SHORT PROBLEM> Output the material below in full, exactly as it is.

**********

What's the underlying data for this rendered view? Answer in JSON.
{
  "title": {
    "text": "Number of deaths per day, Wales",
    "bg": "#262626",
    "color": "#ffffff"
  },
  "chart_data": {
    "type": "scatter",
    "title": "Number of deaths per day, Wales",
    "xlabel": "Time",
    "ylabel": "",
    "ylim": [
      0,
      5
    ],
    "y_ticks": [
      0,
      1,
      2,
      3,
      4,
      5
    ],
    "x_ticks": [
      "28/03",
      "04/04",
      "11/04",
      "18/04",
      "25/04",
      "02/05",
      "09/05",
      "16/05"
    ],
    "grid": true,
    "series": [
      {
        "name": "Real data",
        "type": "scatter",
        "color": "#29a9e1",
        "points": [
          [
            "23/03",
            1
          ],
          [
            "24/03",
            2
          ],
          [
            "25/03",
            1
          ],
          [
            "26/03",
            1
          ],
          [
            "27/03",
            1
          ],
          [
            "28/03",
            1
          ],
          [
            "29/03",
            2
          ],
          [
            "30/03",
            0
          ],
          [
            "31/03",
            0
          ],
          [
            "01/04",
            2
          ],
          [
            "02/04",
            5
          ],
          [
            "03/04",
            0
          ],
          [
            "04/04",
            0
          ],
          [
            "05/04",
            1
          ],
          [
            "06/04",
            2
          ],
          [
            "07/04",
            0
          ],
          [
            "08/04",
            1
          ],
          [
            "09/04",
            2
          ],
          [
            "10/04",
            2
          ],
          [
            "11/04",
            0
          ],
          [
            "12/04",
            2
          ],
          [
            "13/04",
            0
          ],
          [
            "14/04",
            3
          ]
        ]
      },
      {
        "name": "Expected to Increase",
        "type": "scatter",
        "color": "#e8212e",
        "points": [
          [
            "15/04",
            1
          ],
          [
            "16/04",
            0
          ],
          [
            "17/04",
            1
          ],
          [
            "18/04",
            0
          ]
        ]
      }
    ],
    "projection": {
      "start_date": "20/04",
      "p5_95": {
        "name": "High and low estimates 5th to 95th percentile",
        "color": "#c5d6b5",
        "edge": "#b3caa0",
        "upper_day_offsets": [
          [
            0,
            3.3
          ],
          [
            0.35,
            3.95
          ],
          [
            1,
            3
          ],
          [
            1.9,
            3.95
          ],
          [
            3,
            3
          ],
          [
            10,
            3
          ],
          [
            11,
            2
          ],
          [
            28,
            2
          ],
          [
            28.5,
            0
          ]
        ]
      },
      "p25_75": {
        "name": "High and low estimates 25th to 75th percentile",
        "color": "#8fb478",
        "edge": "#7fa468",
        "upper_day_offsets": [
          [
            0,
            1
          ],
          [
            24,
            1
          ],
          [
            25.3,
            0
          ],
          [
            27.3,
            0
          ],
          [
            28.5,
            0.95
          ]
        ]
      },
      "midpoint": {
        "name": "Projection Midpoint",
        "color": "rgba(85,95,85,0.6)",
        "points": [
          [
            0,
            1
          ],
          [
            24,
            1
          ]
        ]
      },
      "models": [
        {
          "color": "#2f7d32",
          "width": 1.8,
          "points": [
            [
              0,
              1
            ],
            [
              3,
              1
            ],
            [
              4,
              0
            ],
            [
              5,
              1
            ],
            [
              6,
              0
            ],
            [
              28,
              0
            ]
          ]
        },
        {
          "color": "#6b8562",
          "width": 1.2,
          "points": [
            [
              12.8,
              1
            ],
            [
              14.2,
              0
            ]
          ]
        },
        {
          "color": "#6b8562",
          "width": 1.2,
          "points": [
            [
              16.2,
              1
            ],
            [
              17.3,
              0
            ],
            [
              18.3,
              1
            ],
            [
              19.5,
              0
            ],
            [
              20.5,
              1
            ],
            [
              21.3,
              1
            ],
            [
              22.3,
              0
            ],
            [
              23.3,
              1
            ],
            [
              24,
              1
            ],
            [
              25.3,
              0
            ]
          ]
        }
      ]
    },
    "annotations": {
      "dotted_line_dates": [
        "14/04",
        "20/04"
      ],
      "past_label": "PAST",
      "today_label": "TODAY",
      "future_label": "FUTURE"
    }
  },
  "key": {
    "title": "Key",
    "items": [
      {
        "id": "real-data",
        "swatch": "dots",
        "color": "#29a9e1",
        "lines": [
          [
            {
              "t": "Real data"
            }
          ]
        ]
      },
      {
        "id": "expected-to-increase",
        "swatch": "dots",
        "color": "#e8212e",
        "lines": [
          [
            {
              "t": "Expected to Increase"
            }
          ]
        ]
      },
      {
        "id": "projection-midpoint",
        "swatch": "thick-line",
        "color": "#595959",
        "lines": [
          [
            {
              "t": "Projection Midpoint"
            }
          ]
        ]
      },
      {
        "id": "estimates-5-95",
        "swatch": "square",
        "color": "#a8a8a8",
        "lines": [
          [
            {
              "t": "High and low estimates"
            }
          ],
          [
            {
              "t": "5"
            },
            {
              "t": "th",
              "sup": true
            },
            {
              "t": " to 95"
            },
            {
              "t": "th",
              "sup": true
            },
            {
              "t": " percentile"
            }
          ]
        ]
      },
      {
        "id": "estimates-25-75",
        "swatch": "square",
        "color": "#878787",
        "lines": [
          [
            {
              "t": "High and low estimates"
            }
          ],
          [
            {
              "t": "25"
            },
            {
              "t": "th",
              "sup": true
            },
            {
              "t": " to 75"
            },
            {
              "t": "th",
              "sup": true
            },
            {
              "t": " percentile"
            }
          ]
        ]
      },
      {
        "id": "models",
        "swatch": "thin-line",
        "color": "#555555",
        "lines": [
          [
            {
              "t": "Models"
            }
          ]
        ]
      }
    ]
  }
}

**********

WRITTEN SOLUTION>
What's the underlying data for this rendered view? Answer in JSON.
{
  "title": {
    "text": "Number of deaths per day, Wales",
    "bg": "#262626",
    "color": "#ffffff"
  },
  "chart_data": {
    "type": "scatter",
    "title": "Number of deaths per day, Wales",
    "xlabel": "Time",
    "ylabel": "",
    "ylim": [
      0,
      5
    ],
    "y_ticks": [
      0,
      1,
      2,
      3,
      4,
      5
    ],
    "x_ticks": [
      "28/03",
      "04/04",
      "11/04",
      "18/04",
      "25/04",
      "02/05",
      "09/05",
      "16/05"
    ],
    "grid": true,
    "series": [
      {
        "name": "Real data",
        "type": "scatter",
        "color": "#29a9e1",
        "points": [
          [
            "23/03",
            1
          ],
          [
            "24/03",
            2
          ],
          [
            "25/03",
            1
          ],
          [
            "26/03",
            1
          ],
          [
            "27/03",
            1
          ],
          [
            "28/03",
            1
          ],
          [
            "29/03",
            2
          ],
          [
            "30/03",
            0
          ],
          [
            "31/03",
            0
          ],
          [
            "01/04",
            2
          ],
          [
            "02/04",
            5
          ],
          [
            "03/04",
            0
          ],
          [
            "04/04",
            0
          ],
          [
            "05/04",
            1
          ],
          [
            "06/04",
            2
          ],
          [
            "07/04",
            0
          ],
          [
            "08/04",
            1
          ],
          [
            "09/04",
            2
          ],
          [
            "10/04",
            2
          ],
          [
            "11/04",
            0
          ],
          [
            "12/04",
            2
          ],
          [
            "13/04",
            0
          ],
          [
            "14/04",
            3
          ]
        ]
      },
      {
        "name": "Expected to Increase",
        "type": "scatter",
        "color": "#e8212e",
        "points": [
          [
            "15/04",
            1
          ],
          [
            "16/04",
            0
          ],
          [
            "17/04",
            1
          ],
          [
            "18/04",
            0
          ]
        ]
      }
    ],
    "projection": {
      "start_date": "20/04",
      "p5_95": {
        "name": "High and low estimates 5th to 95th percentile",
        "color": "#c5d6b5",
        "edge": "#b3caa0",
        "upper_day_offsets": [
          [
            0,
            3.3
          ],
          [
            0.35,
            3.95
          ],
          [
            1,
            3
          ],
          [
            1.9,
            3.95
          ],
          [
            3,
            3
          ],
          [
            10,
            3
          ],
          [
            11,
            2
          ],
          [
            28,
            2
          ],
          [
            28.5,
            0
          ]
        ]
      },
      "p25_75": {
        "name": "High and low estimates 25th to 75th percentile",
        "color": "#8fb478",
        "edge": "#7fa468",
        "upper_day_offsets": [
          [
            0,
            1
          ],
          [
            24,
            1
          ],
          [
            25.3,
            0
          ],
          [
            27.3,
            0
          ],
          [
            28.5,
            0.95
          ]
        ]
      },
      "midpoint": {
        "name": "Projection Midpoint",
        "color": "rgba(85,95,85,0.6)",
        "points": [
          [
            0,
            1
          ],
          [
            24,
            1
          ]
        ]
      },
      "models": [
        {
          "color": "#2f7d32",
          "width": 1.8,
          "points": [
            [
              0,
              1
            ],
            [
              3,
              1
            ],
            [
              4,
              0
            ],
            [
              5,
              1
            ],
            [
              6,
              0
            ],
            [
              28,
              0
            ]
          ]
        },
        {
          "color": "#6b8562",
          "width": 1.2,
          "points": [
            [
              12.8,
              1
            ],
            [
              14.2,
              0
            ]
          ]
        },
        {
          "color": "#6b8562",
          "width": 1.2,
          "points": [
            [
              16.2,
              1
            ],
            [
              17.3,
              0
            ],
            [
              18.3,
              1
            ],
            [
              19.5,
              0
            ],
            [
              20.5,
              1
            ],
            [
              21.3,
              1
            ],
            [
              22.3,
              0
            ],
            [
              23.3,
              1
            ],
            [
              24,
              1
            ],
            [
              25.3,
              0
            ]
          ]
        }
      ]
    },
    "annotations": {
      "dotted_line_dates": [
        "14/04",
        "20/04"
      ],
      "past_label": "PAST",
      "today_label": "TODAY",
      "future_label": "FUTURE"
    }
  },
  "key": {
    "title": "Key",
    "items": [
      {
        "id": "real-data",
        "swatch": "dots",
        "color": "#29a9e1",
        "lines": [
          [
            {
              "t": "Real data"
            }
          ]
        ]
      },
      {
        "id": "expected-to-increase",
        "swatch": "dots",
        "color": "#e8212e",
        "lines": [
          [
            {
              "t": "Expected to Increase"
            }
          ]
        ]
      },
      {
        "id": "projection-midpoint",
        "swatch": "thick-line",
        "color": "#595959",
        "lines": [
          [
            {
              "t": "Projection Midpoint"
            }
          ]
        ]
      },
      {
        "id": "estimates-5-95",
        "swatch": "square",
        "color": "#a8a8a8",
        "lines": [
          [
            {
              "t": "High and low estimates"
            }
          ],
          [
            {
              "t": "5"
            },
            {
              "t": "th",
              "sup": true
            },
            {
              "t": " to 95"
            },
            {
              "t": "th",
              "sup": true
            },
            {
              "t": " percentile"
            }
          ]
        ]
      },
      {
        "id": "estimates-25-75",
        "swatch": "square",
        "color": "#878787",
        "lines": [
          [
            {
              "t": "High and low estimates"
            }
          ],
          [
            {
              "t": "25"
            },
            {
              "t": "th",
              "sup": true
            },
            {
              "t": " to 75"
            },
            {
              "t": "th",
              "sup": true
            },
            {
              "t": " percentile"
            }
          ]
        ]
      },
      {
        "id": "models",
        "swatch": "thin-line",
        "color": "#555555",
        "lines": [
          [
            {
              "t": "Models"
            }
          ]
        ]
      }
    ]
  }
}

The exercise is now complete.